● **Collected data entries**
────────

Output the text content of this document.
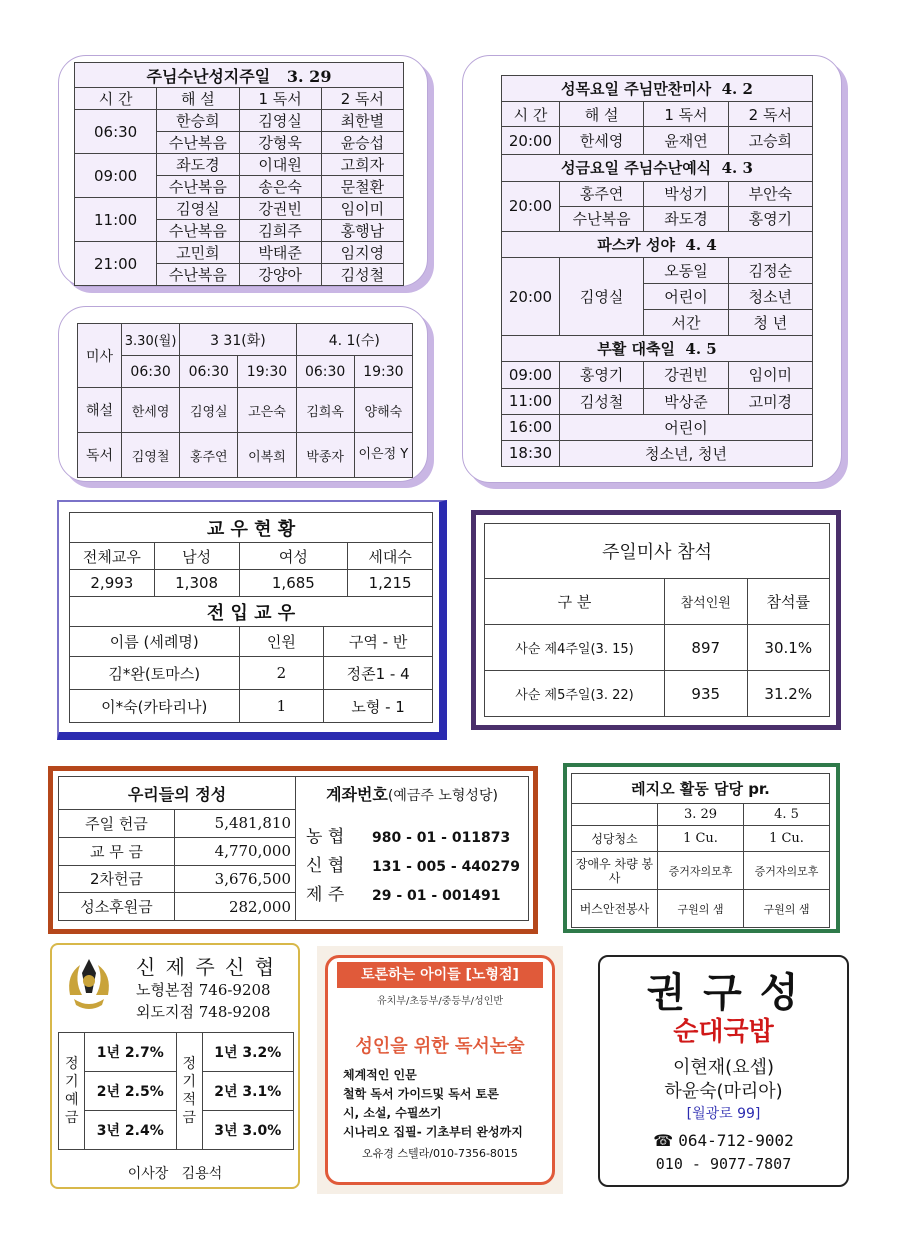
주님수난성지주일 3. 29			
시 간	해 설	1 독서	2 독서
06:30	한승희	김영실	최한별
	수난복음	강형욱	윤승섭
09:00	좌도경	이대원	고희자
	수난복음	송은숙	문철환
11:00	김영실	강권빈	임이미
	수난복음	김희주	홍행남
21:00	고민희	박태준	임지영
	수난복음	강양아	김성철
미사	3.30(월)	3 31(화)		4. 1(수)	
	06:30	06:30	19:30	06:30	19:30
해설	한세영	김영실	고은숙	김희옥	양해숙
독서	김영철	홍주연	이복희	박종자	이은정 Y
성목요일 주님만찬미사 4. 2			
시 간	해 설	1 독서	2 독서
20:00	한세영	윤재연	고승희
성금요일 주님수난예식 4. 3			
20:00	홍주연	박성기	부안숙
	수난복음	좌도경	홍영기
파스카 성야 4. 4			
20:00	김영실	오동일	김정순
		어린이	청소년
		서간	청 년
부활 대축일 4. 5			
09:00	홍영기	강권빈	임이미
11:00	김성철	박상준	고미경
16:00	어린이		
18:30	청소년, 청년		
교 우 현 황				
전체교우	남성	여성		세대수
2,993	1,308	1,685		1,215
전 입 교 우				
이름 (세례명)		인원	구역 - 반	
김*완(토마스)		2	정존1 - 4	
이*숙(카타리나)		1	노형 - 1	
주일미사 참석		
구 분	참석인원	참석률
사순 제4주일(3. 15)	897	30.1%
사순 제5주일(3. 22)	935	31.2%
우리들의 정성	
주일 헌금	5,481,810
교 무 금	4,770,000
2차헌금	3,676,500
성소후원금	282,000
계좌번호(예금주 노형성당)
농 협 980 - 01 - 011873
신 협 131 - 005 - 440279
제 주 29 - 01 - 001491
레지오 활동 담당 pr.		
	3. 29	4. 5
성당청소	1 Cu.	1 Cu.
장애우 차량 봉사	증거자의모후	증거자의모후
버스안전봉사	구원의 샘	구원의 샘
신 제 주 신 협
노형본점 746-9208
외도지점 748-9208
정기예금	1년 2.7%	정기적금	1년 3.2%
	2년 2.5%		2년 3.1%
	3년 2.4%		3년 3.0%
이사장   김용석
토론하는 아이들 [노형점]
유치부/초등부/중등부/성인반
성인을 위한 독서논술
체계적인 인문
철학 독서 가이드및 독서 토론
시, 소설, 수필쓰기
시나리오 집필- 기초부터 완성까지
오유경 스텔라/010-7356-8015
권 구 성
순대국밥
이현재(요셉)
하윤숙(마리아)
[월광로 99]
☎ 064-712-9002
010 - 9077-7807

────────

● **WRITTEN REQUEST**
Count up the lines in the listing that hold the word "수난복음", and give that number only.

● **OUTPUT FOR THIS TASK**
5